PASSAGE SHOWN:
In acute severe hypoglycemia, a bolus of 25 to 50 grams of dextrose should be administered

intravenously, followed by a continuous dextrose infusion [7,29]. Blood glucose
concentrations should be measured hourly. Reversal of neurologic symptoms may lag
behind normalization of glucose levels [28,29]. (See "Hypoglycemia in adults with diabetes
mellitus".)

Hyperosmolar hyperglycemia and diabetic ketoacidosis — Patients with hyperosmolar

hyperglycemic state (HHS) and diabetic ketoacidosis (DKA) will develop progressive
neurologic impairment with lethargy and progressive obtundation and, ultimately, coma.
Focal deficits and seizures can occur [30-33]. Some patients with HHS have prominent
hemichorea-hemiballism with associated high signal intensity in the contralateral striatum
on T1-weighted MRI [34-37]. (See "Overview of chorea", section on 'Other metabolic or
endocrine disturbances'.)

THE DATA:
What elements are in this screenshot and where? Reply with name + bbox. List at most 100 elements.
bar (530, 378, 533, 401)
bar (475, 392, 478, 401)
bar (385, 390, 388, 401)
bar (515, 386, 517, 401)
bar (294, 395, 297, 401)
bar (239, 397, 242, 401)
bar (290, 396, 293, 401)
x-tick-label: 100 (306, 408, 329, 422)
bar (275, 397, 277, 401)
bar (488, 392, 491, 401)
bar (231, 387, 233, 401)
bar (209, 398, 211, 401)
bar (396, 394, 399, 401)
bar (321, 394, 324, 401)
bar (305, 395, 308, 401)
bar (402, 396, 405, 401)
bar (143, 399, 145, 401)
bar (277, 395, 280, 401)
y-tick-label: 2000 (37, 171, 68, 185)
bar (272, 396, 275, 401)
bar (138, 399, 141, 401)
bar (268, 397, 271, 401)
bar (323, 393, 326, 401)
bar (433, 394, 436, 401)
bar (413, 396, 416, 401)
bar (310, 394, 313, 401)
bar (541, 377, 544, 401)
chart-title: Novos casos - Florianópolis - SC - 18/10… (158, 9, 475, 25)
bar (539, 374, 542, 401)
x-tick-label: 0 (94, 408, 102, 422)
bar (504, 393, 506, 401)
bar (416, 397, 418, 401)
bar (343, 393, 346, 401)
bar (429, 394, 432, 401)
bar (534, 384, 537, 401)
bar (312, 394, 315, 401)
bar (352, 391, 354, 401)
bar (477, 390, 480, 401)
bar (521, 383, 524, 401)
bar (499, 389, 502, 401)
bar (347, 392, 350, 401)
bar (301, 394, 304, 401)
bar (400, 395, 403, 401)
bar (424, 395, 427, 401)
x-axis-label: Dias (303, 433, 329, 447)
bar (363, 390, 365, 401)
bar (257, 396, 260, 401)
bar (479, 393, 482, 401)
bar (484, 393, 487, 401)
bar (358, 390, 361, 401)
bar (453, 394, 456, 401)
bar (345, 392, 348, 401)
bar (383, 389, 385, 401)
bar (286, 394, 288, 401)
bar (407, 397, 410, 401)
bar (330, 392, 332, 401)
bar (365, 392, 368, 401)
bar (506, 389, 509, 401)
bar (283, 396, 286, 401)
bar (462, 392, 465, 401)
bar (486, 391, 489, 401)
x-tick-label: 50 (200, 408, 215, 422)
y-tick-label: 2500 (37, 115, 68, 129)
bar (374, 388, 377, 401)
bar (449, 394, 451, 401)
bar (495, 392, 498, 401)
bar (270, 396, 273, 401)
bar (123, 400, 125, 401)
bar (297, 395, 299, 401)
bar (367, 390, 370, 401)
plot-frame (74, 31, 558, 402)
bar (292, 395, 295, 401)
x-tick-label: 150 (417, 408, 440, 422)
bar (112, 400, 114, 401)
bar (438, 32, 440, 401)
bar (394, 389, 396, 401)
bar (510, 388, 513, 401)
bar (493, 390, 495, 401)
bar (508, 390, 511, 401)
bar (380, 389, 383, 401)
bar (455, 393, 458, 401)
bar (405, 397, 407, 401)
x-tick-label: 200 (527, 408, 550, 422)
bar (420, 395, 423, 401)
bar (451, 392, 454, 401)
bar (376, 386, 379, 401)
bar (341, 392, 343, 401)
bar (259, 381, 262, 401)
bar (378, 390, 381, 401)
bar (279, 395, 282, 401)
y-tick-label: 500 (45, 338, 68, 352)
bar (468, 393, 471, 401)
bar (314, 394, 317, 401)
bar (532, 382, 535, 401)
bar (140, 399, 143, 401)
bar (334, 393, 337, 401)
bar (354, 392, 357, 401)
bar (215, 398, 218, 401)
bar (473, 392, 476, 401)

REQUIRED WORK: Rewrite the passage on hypoglycemia and hyperglycemia, everything from "In acute severe" down to "and, ultimately, coma.", with "hourly" replaced by "every 30 minutes".

OUTPUT FOR THIS EXERCISE:
In acute severe hypoglycemia, a bolus of 25 to 50 grams of dextrose should be administered

intravenously, followed by a continuous dextrose infusion [7,29]. Blood glucose
concentrations should be measured every 30 minutes. Reversal of neurologic symptoms may lag
behind normalization of glucose levels [28,29]. (See "Hypoglycemia in adults with diabetes
mellitus".)

Hyperosmolar hyperglycemia and diabetic ketoacidosis — Patients with hyperosmolar

hyperglycemic state (HHS) and diabetic ketoacidosis (DKA) will develop progressive
neurologic impairment with lethargy and progressive obtundation and, ultimately, coma.